── SOURCE MATERIAL ──

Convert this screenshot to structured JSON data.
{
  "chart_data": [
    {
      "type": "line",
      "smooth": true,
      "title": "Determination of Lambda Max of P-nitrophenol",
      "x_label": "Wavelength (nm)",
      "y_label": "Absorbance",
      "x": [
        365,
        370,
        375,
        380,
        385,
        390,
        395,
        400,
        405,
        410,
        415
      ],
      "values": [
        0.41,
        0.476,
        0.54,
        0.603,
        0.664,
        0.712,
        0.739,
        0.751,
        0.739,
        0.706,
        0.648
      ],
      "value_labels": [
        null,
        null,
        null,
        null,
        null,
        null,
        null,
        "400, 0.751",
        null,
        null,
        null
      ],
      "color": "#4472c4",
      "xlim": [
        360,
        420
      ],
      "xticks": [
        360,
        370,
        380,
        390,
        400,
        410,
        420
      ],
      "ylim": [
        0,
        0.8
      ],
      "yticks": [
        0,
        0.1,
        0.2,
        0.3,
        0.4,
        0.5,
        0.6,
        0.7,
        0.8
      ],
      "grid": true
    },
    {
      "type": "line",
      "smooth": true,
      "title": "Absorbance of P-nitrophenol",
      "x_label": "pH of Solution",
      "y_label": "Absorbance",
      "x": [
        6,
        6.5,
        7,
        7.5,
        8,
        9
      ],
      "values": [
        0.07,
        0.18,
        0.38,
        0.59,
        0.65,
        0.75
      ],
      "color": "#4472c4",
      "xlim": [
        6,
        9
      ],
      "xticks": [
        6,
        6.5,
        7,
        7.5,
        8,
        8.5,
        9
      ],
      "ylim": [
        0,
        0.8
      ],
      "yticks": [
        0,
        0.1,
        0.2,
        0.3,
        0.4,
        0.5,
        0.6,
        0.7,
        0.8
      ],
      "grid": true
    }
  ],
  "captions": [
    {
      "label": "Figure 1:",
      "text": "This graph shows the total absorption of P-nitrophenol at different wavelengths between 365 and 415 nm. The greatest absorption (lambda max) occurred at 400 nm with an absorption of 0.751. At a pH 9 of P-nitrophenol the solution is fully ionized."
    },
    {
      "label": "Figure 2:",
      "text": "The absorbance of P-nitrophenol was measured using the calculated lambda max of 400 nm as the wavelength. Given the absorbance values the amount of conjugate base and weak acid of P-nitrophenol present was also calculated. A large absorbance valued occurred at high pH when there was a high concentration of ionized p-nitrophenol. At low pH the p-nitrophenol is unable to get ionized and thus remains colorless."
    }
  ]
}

───

TASK TO CARRY OUT »
Print all of the entries exactly as they are written.

TASK RESPONSE »
Convert this screenshot to structured JSON data.
{
  "chart_data": [
    {
      "type": "line",
      "smooth": true,
      "title": "Determination of Lambda Max of P-nitrophenol",
      "x_label": "Wavelength (nm)",
      "y_label": "Absorbance",
      "x": [
        365,
        370,
        375,
        380,
        385,
        390,
        395,
        400,
        405,
        410,
        415
      ],
      "values": [
        0.41,
        0.476,
        0.54,
        0.603,
        0.664,
        0.712,
        0.739,
        0.751,
        0.739,
        0.706,
        0.648
      ],
      "value_labels": [
        null,
        null,
        null,
        null,
        null,
        null,
        null,
        "400, 0.751",
        null,
        null,
        null
      ],
      "color": "#4472c4",
      "xlim": [
        360,
        420
      ],
      "xticks": [
        360,
        370,
        380,
        390,
        400,
        410,
        420
      ],
      "ylim": [
        0,
        0.8
      ],
      "yticks": [
        0,
        0.1,
        0.2,
        0.3,
        0.4,
        0.5,
        0.6,
        0.7,
        0.8
      ],
      "grid": true
    },
    {
      "type": "line",
      "smooth": true,
      "title": "Absorbance of P-nitrophenol",
      "x_label": "pH of Solution",
      "y_label": "Absorbance",
      "x": [
        6,
        6.5,
        7,
        7.5,
        8,
        9
      ],
      "values": [
        0.07,
        0.18,
        0.38,
        0.59,
        0.65,
        0.75
      ],
      "color": "#4472c4",
      "xlim": [
        6,
        9
      ],
      "xticks": [
        6,
        6.5,
        7,
        7.5,
        8,
        8.5,
        9
      ],
      "ylim": [
        0,
        0.8
      ],
      "yticks": [
        0,
        0.1,
        0.2,
        0.3,
        0.4,
        0.5,
        0.6,
        0.7,
        0.8
      ],
      "grid": true
    }
  ],
  "captions": [
    {
      "label": "Figure 1:",
      "text": "This graph shows the total absorption of P-nitrophenol at different wavelengths between 365 and 415 nm. The greatest absorption (lambda max) occurred at 400 nm with an absorption of 0.751. At a pH 9 of P-nitrophenol the solution is fully ionized."
    },
    {
      "label": "Figure 2:",
      "text": "The absorbance of P-nitrophenol was measured using the calculated lambda max of 400 nm as the wavelength. Given the absorbance values the amount of conjugate base and weak acid of P-nitrophenol present was also calculated. A large absorbance valued occurred at high pH when there was a high concentration of ionized p-nitrophenol. At low pH the p-nitrophenol is unable to get ionized and thus remains colorless."
    }
  ]
}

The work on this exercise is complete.